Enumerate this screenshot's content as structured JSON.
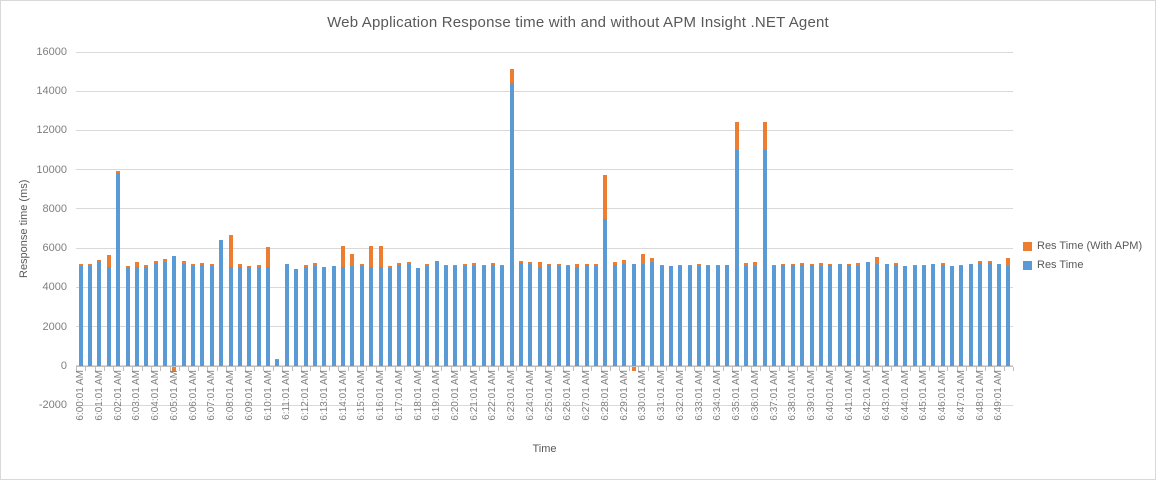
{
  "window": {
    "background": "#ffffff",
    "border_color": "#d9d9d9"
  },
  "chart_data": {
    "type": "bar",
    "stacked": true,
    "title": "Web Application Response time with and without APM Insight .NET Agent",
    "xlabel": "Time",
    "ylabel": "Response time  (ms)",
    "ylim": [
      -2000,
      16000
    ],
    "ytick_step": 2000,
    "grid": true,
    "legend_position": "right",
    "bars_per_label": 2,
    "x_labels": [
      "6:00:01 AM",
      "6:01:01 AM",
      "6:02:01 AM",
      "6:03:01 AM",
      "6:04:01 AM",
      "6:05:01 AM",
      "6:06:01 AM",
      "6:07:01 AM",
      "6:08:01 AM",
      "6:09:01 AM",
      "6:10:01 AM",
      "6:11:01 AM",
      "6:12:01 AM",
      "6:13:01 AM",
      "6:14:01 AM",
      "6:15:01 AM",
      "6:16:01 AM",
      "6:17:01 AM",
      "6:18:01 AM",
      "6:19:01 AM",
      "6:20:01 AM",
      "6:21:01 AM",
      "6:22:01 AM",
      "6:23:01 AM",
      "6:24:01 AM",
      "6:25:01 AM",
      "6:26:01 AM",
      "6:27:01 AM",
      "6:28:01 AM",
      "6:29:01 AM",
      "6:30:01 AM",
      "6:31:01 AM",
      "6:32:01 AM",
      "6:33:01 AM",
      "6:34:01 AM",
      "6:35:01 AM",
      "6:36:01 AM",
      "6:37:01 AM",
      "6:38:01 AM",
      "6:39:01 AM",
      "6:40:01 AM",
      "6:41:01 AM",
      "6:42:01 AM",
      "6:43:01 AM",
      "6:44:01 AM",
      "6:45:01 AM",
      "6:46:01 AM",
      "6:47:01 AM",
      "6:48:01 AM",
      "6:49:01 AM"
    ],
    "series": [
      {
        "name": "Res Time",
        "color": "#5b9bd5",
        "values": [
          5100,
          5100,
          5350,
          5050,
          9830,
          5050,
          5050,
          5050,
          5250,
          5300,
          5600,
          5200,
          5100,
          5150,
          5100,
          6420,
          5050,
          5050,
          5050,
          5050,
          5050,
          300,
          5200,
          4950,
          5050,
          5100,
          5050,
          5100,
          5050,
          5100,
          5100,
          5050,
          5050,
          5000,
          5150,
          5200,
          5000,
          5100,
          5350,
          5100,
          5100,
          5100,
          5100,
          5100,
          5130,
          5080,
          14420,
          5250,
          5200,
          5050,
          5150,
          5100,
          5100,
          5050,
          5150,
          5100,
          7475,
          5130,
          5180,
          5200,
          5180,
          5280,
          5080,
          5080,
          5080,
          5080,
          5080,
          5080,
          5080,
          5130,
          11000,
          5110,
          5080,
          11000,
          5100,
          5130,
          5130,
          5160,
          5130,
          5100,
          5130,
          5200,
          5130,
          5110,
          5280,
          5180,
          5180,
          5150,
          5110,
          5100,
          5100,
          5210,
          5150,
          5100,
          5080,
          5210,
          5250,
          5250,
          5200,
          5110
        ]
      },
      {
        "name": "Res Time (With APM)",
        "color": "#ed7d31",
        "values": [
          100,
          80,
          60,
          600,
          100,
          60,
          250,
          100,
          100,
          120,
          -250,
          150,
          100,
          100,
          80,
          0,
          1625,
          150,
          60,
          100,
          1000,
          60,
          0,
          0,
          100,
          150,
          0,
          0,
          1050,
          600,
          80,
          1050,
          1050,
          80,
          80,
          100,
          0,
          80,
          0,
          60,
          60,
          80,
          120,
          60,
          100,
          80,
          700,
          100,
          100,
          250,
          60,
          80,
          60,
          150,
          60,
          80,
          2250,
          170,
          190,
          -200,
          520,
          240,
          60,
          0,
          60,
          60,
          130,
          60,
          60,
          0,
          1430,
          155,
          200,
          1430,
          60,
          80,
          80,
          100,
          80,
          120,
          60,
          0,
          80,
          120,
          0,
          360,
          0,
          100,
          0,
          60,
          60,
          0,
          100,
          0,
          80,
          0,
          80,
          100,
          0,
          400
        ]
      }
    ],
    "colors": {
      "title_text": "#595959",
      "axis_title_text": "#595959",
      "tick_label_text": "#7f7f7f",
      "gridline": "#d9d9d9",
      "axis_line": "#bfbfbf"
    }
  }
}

* * *

### WORK TO COMPLETE
Exactly reproduce each record, leaving out any pictures.

### TASK OUTPUT
Enumerate this screenshot's content as structured JSON.
{
  "window": {
    "background": "#ffffff",
    "border_color": "#d9d9d9"
  },
  "chart_data": {
    "type": "bar",
    "stacked": true,
    "title": "Web Application Response time with and without APM Insight .NET Agent",
    "xlabel": "Time",
    "ylabel": "Response time  (ms)",
    "ylim": [
      -2000,
      16000
    ],
    "ytick_step": 2000,
    "grid": true,
    "legend_position": "right",
    "bars_per_label": 2,
    "x_labels": [
      "6:00:01 AM",
      "6:01:01 AM",
      "6:02:01 AM",
      "6:03:01 AM",
      "6:04:01 AM",
      "6:05:01 AM",
      "6:06:01 AM",
      "6:07:01 AM",
      "6:08:01 AM",
      "6:09:01 AM",
      "6:10:01 AM",
      "6:11:01 AM",
      "6:12:01 AM",
      "6:13:01 AM",
      "6:14:01 AM",
      "6:15:01 AM",
      "6:16:01 AM",
      "6:17:01 AM",
      "6:18:01 AM",
      "6:19:01 AM",
      "6:20:01 AM",
      "6:21:01 AM",
      "6:22:01 AM",
      "6:23:01 AM",
      "6:24:01 AM",
      "6:25:01 AM",
      "6:26:01 AM",
      "6:27:01 AM",
      "6:28:01 AM",
      "6:29:01 AM",
      "6:30:01 AM",
      "6:31:01 AM",
      "6:32:01 AM",
      "6:33:01 AM",
      "6:34:01 AM",
      "6:35:01 AM",
      "6:36:01 AM",
      "6:37:01 AM",
      "6:38:01 AM",
      "6:39:01 AM",
      "6:40:01 AM",
      "6:41:01 AM",
      "6:42:01 AM",
      "6:43:01 AM",
      "6:44:01 AM",
      "6:45:01 AM",
      "6:46:01 AM",
      "6:47:01 AM",
      "6:48:01 AM",
      "6:49:01 AM"
    ],
    "series": [
      {
        "name": "Res Time",
        "color": "#5b9bd5",
        "values": [
          5100,
          5100,
          5350,
          5050,
          9830,
          5050,
          5050,
          5050,
          5250,
          5300,
          5600,
          5200,
          5100,
          5150,
          5100,
          6420,
          5050,
          5050,
          5050,
          5050,
          5050,
          300,
          5200,
          4950,
          5050,
          5100,
          5050,
          5100,
          5050,
          5100,
          5100,
          5050,
          5050,
          5000,
          5150,
          5200,
          5000,
          5100,
          5350,
          5100,
          5100,
          5100,
          5100,
          5100,
          5130,
          5080,
          14420,
          5250,
          5200,
          5050,
          5150,
          5100,
          5100,
          5050,
          5150,
          5100,
          7475,
          5130,
          5180,
          5200,
          5180,
          5280,
          5080,
          5080,
          5080,
          5080,
          5080,
          5080,
          5080,
          5130,
          11000,
          5110,
          5080,
          11000,
          5100,
          5130,
          5130,
          5160,
          5130,
          5100,
          5130,
          5200,
          5130,
          5110,
          5280,
          5180,
          5180,
          5150,
          5110,
          5100,
          5100,
          5210,
          5150,
          5100,
          5080,
          5210,
          5250,
          5250,
          5200,
          5110
        ]
      },
      {
        "name": "Res Time (With APM)",
        "color": "#ed7d31",
        "values": [
          100,
          80,
          60,
          600,
          100,
          60,
          250,
          100,
          100,
          120,
          -250,
          150,
          100,
          100,
          80,
          0,
          1625,
          150,
          60,
          100,
          1000,
          60,
          0,
          0,
          100,
          150,
          0,
          0,
          1050,
          600,
          80,
          1050,
          1050,
          80,
          80,
          100,
          0,
          80,
          0,
          60,
          60,
          80,
          120,
          60,
          100,
          80,
          700,
          100,
          100,
          250,
          60,
          80,
          60,
          150,
          60,
          80,
          2250,
          170,
          190,
          -200,
          520,
          240,
          60,
          0,
          60,
          60,
          130,
          60,
          60,
          0,
          1430,
          155,
          200,
          1430,
          60,
          80,
          80,
          100,
          80,
          120,
          60,
          0,
          80,
          120,
          0,
          360,
          0,
          100,
          0,
          60,
          60,
          0,
          100,
          0,
          80,
          0,
          80,
          100,
          0,
          400
        ]
      }
    ],
    "colors": {
      "title_text": "#595959",
      "axis_title_text": "#595959",
      "tick_label_text": "#7f7f7f",
      "gridline": "#d9d9d9",
      "axis_line": "#bfbfbf"
    }
  }
}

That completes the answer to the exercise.